____ INPUT ROWS
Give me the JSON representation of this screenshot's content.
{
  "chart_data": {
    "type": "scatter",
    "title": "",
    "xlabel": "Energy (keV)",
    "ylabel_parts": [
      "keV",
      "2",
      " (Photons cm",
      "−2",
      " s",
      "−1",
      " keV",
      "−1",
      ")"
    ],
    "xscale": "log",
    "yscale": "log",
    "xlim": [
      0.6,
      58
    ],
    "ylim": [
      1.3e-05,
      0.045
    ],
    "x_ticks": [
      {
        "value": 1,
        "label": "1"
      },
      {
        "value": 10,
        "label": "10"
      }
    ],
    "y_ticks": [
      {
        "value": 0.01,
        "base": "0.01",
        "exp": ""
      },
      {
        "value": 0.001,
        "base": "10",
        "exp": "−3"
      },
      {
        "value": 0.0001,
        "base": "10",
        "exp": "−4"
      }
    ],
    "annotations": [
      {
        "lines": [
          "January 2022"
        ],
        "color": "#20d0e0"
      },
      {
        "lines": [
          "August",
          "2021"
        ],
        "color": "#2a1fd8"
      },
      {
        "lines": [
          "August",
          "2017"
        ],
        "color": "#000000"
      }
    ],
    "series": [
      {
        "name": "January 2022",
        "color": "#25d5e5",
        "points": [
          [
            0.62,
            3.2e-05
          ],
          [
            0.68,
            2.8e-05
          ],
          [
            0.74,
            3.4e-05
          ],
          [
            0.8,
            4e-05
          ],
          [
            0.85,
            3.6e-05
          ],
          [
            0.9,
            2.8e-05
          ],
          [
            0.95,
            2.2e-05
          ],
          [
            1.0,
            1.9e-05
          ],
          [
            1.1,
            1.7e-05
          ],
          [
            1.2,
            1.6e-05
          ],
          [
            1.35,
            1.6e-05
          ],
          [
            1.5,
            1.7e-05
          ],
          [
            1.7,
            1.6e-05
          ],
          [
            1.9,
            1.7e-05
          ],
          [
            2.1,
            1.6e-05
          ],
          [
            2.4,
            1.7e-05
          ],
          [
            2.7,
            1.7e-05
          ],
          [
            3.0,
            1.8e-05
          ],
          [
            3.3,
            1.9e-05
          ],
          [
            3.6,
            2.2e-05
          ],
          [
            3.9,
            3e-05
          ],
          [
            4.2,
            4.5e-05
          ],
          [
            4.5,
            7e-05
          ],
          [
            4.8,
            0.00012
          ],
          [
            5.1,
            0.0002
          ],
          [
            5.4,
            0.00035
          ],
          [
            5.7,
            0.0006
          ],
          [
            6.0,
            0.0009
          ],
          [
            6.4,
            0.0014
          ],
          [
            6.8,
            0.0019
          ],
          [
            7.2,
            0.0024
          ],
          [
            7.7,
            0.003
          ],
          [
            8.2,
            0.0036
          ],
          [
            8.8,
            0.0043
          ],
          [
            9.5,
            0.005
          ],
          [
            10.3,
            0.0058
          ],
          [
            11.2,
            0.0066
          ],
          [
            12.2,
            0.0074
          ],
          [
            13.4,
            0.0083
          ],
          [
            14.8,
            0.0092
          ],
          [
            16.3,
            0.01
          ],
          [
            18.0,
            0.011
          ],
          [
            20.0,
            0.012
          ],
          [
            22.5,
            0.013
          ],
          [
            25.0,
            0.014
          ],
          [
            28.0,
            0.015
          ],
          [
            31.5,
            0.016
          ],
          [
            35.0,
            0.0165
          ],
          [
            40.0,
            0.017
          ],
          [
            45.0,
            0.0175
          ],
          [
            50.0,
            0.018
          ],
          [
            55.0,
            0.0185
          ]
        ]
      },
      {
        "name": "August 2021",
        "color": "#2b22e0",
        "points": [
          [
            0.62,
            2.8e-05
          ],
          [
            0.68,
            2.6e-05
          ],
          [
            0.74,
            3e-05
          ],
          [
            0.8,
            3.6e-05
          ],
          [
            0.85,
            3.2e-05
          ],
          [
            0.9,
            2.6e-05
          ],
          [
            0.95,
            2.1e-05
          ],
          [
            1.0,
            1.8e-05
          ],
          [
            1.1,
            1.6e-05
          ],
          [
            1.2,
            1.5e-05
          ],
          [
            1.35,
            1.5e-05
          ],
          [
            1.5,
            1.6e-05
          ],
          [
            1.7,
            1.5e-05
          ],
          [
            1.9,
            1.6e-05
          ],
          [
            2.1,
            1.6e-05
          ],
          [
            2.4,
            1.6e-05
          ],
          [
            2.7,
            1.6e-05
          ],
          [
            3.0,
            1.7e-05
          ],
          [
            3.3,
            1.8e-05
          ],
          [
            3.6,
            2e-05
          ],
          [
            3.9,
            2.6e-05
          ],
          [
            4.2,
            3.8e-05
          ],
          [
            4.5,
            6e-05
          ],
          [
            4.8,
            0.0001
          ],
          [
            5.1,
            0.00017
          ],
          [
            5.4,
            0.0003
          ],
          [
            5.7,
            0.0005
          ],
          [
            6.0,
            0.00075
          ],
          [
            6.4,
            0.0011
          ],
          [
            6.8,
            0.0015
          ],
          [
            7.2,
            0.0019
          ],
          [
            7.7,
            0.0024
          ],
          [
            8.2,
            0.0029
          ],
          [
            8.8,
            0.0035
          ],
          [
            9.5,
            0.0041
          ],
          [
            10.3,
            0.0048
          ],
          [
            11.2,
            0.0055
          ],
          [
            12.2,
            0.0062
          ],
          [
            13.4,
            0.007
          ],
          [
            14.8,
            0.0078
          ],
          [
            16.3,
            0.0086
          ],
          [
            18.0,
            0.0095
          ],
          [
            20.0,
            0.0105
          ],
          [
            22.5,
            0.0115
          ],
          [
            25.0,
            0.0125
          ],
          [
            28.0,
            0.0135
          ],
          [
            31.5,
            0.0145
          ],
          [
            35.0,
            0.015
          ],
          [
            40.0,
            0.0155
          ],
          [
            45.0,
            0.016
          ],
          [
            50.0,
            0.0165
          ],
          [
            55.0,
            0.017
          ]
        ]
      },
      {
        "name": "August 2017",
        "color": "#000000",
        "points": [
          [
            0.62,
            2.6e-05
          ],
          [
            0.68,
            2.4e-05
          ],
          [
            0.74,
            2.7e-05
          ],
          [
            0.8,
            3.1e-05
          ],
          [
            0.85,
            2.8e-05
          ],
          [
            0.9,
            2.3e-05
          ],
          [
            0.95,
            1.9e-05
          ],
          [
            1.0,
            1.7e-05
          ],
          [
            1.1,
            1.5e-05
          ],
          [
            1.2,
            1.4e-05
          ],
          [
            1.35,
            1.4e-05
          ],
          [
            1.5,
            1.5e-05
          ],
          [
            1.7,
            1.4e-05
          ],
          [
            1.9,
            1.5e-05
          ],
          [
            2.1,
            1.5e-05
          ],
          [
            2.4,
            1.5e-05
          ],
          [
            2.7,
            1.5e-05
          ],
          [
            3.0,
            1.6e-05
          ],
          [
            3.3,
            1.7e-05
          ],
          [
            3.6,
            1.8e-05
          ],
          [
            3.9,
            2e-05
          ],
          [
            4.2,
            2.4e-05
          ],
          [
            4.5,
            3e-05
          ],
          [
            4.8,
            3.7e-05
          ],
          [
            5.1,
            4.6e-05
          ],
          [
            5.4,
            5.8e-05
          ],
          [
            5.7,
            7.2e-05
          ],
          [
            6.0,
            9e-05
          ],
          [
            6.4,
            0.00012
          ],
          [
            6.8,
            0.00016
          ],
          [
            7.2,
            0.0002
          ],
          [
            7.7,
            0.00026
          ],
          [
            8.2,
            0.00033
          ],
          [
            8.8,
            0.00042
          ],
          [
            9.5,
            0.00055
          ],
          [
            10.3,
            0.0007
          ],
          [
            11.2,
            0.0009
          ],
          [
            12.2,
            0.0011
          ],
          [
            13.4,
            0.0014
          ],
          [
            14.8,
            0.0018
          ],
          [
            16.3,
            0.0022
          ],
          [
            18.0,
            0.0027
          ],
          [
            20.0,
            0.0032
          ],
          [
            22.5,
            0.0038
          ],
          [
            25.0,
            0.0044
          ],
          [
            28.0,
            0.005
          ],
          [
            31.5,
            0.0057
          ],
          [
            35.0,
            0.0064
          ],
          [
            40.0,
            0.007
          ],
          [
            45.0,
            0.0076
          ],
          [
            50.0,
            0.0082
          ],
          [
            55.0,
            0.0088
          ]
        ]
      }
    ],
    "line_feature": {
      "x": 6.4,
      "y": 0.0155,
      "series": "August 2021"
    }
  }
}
________
#### DIRECTION:
Show the lines where the word "name" appears in the entries.

#### WRITTEN REPLY:
        "name": "January 2022",
        "name": "August 2021",
        "name": "August 2017",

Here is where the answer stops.